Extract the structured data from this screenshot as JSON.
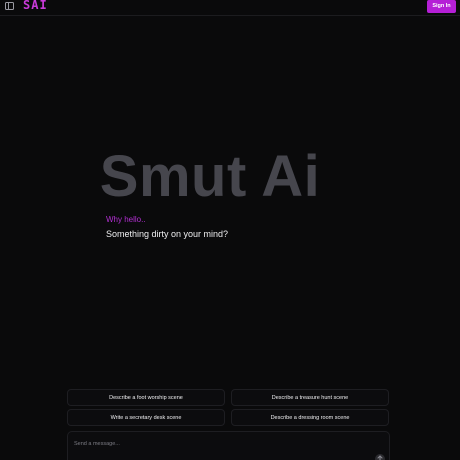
{
  "header": {
    "logo_text": "SAI",
    "signin_label": "Sign In",
    "accent_color": "#b51fd6"
  },
  "hero": {
    "title": "Smut Ai",
    "greeting": "Why hello..",
    "subtitle": "Something dirty on your mind?"
  },
  "suggestions": [
    {
      "label": "Describe a foot worship scene"
    },
    {
      "label": "Describe a treasure hunt scene"
    },
    {
      "label": "Write a secretary desk scene"
    },
    {
      "label": "Describe a dressing room scene"
    }
  ],
  "composer": {
    "placeholder": "Send a message...",
    "send_icon": "arrow-up-icon"
  },
  "icons": {
    "sidebar_toggle": "sidebar-toggle-icon"
  }
}
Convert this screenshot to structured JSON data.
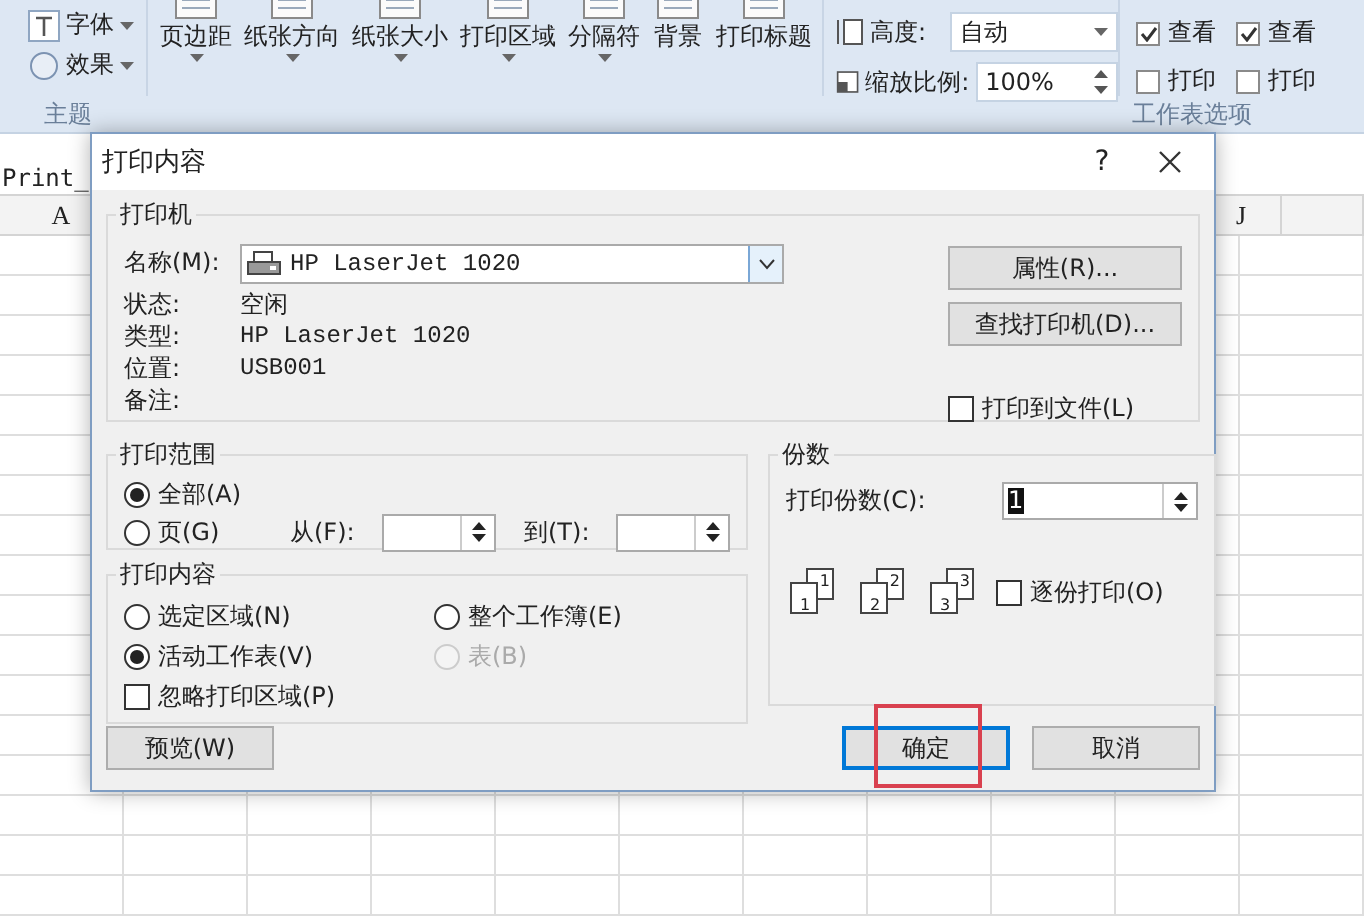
{
  "ribbon": {
    "theme_items": [
      {
        "label": "字体"
      },
      {
        "label": "效果"
      }
    ],
    "theme_group_label": "主题",
    "page_setup_buttons": [
      "页边距",
      "纸张方向",
      "纸张大小",
      "打印区域",
      "分隔符",
      "背景",
      "打印标题"
    ],
    "scale": {
      "height_label": "高度:",
      "height_value": "自动",
      "scale_label": "缩放比例:",
      "scale_value": "100%"
    },
    "sheet_options": [
      [
        {
          "label": "查看",
          "checked": true
        },
        {
          "label": "打印",
          "checked": false
        }
      ],
      [
        {
          "label": "查看",
          "checked": true
        },
        {
          "label": "打印",
          "checked": false
        }
      ]
    ],
    "sheet_options_group_label": "工作表选项"
  },
  "name_box": "Print_",
  "columns": [
    "A",
    "J"
  ],
  "dialog": {
    "title": "打印内容",
    "help": "?",
    "printer": {
      "group_label": "打印机",
      "name_label": "名称(M):",
      "name_value": "HP LaserJet 1020",
      "info": [
        {
          "label": "状态:",
          "value": "空闲"
        },
        {
          "label": "类型:",
          "value": "HP LaserJet 1020"
        },
        {
          "label": "位置:",
          "value": "USB001"
        },
        {
          "label": "备注:"
        }
      ],
      "buttons": [
        "属性(R)...",
        "查找打印机(D)..."
      ],
      "print_to_file": {
        "label": "打印到文件(L)",
        "checked": false
      }
    },
    "print_range": {
      "group_label": "打印范围",
      "options": [
        {
          "label": "全部(A)",
          "selected": true
        },
        {
          "label": "页(G)",
          "selected": false
        }
      ],
      "from_label": "从(F):",
      "to_label": "到(T):"
    },
    "print_content": {
      "group_label": "打印内容",
      "options": [
        {
          "label": "选定区域(N)",
          "selected": false,
          "disabled": false
        },
        {
          "label": "整个工作簿(E)",
          "selected": false,
          "disabled": false
        },
        {
          "label": "活动工作表(V)",
          "selected": true,
          "disabled": false
        },
        {
          "label": "表(B)",
          "selected": false,
          "disabled": true
        }
      ],
      "ignore_print_area": {
        "label": "忽略打印区域(P)",
        "checked": false
      }
    },
    "copies": {
      "group_label": "份数",
      "count_label": "打印份数(C):",
      "count_value": "1",
      "collate_icons": [
        {
          "back": "1",
          "front": "1"
        },
        {
          "back": "2",
          "front": "2"
        },
        {
          "back": "3",
          "front": "3"
        }
      ],
      "collate": {
        "label": "逐份打印(O)",
        "checked": false
      }
    },
    "buttons": [
      {
        "label": "预览(W)",
        "kind": "normal",
        "highlighted": false
      },
      {
        "label": "确定",
        "kind": "default",
        "highlighted": true
      },
      {
        "label": "取消",
        "kind": "normal",
        "highlighted": false
      }
    ]
  }
}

::::::::::

Please repeat the entries exactly. Do not include the pictures.

Extract the structured data from this screenshot as JSON.
{
  "header": {
    "logo_text": "SAI",
    "signin_label": "Sign In",
    "accent_color": "#b51fd6"
  },
  "hero": {
    "title": "Smut Ai",
    "greeting": "Why hello..",
    "subtitle": "Something dirty on your mind?"
  },
  "suggestions": [
    {
      "label": "Describe a foot worship scene"
    },
    {
      "label": "Describe a treasure hunt scene"
    },
    {
      "label": "Write a secretary desk scene"
    },
    {
      "label": "Describe a dressing room scene"
    }
  ],
  "composer": {
    "placeholder": "Send a message...",
    "send_icon": "arrow-up-icon"
  },
  "icons": {
    "sidebar_toggle": "sidebar-toggle-icon"
  }
}
Convert this screenshot to structured JSON data.
{
  "ribbon": {
    "theme_items": [
      {
        "label": "字体"
      },
      {
        "label": "效果"
      }
    ],
    "theme_group_label": "主题",
    "page_setup_buttons": [
      "页边距",
      "纸张方向",
      "纸张大小",
      "打印区域",
      "分隔符",
      "背景",
      "打印标题"
    ],
    "scale": {
      "height_label": "高度:",
      "height_value": "自动",
      "scale_label": "缩放比例:",
      "scale_value": "100%"
    },
    "sheet_options": [
      [
        {
          "label": "查看",
          "checked": true
        },
        {
          "label": "打印",
          "checked": false
        }
      ],
      [
        {
          "label": "查看",
          "checked": true
        },
        {
          "label": "打印",
          "checked": false
        }
      ]
    ],
    "sheet_options_group_label": "工作表选项"
  },
  "name_box": "Print_",
  "columns": [
    "A",
    "J"
  ],
  "dialog": {
    "title": "打印内容",
    "help": "?",
    "printer": {
      "group_label": "打印机",
      "name_label": "名称(M):",
      "name_value": "HP LaserJet 1020",
      "info": [
        {
          "label": "状态:",
          "value": "空闲"
        },
        {
          "label": "类型:",
          "value": "HP LaserJet 1020"
        },
        {
          "label": "位置:",
          "value": "USB001"
        },
        {
          "label": "备注:"
        }
      ],
      "buttons": [
        "属性(R)...",
        "查找打印机(D)..."
      ],
      "print_to_file": {
        "label": "打印到文件(L)",
        "checked": false
      }
    },
    "print_range": {
      "group_label": "打印范围",
      "options": [
        {
          "label": "全部(A)",
          "selected": true
        },
        {
          "label": "页(G)",
          "selected": false
        }
      ],
      "from_label": "从(F):",
      "to_label": "到(T):"
    },
    "print_content": {
      "group_label": "打印内容",
      "options": [
        {
          "label": "选定区域(N)",
          "selected": false,
          "disabled": false
        },
        {
          "label": "整个工作簿(E)",
          "selected": false,
          "disabled": false
        },
        {
          "label": "活动工作表(V)",
          "selected": true,
          "disabled": false
        },
        {
          "label": "表(B)",
          "selected": false,
          "disabled": true
        }
      ],
      "ignore_print_area": {
        "label": "忽略打印区域(P)",
        "checked": false
      }
    },
    "copies": {
      "group_label": "份数",
      "count_label": "打印份数(C):",
      "count_value": "1",
      "collate_icons": [
        {
          "back": "1",
          "front": "1"
        },
        {
          "back": "2",
          "front": "2"
        },
        {
          "back": "3",
          "front": "3"
        }
      ],
      "collate": {
        "label": "逐份打印(O)",
        "checked": false
      }
    },
    "buttons": [
      {
        "label": "预览(W)",
        "kind": "normal",
        "highlighted": false
      },
      {
        "label": "确定",
        "kind": "default",
        "highlighted": true
      },
      {
        "label": "取消",
        "kind": "normal",
        "highlighted": false
      }
    ]
  }
}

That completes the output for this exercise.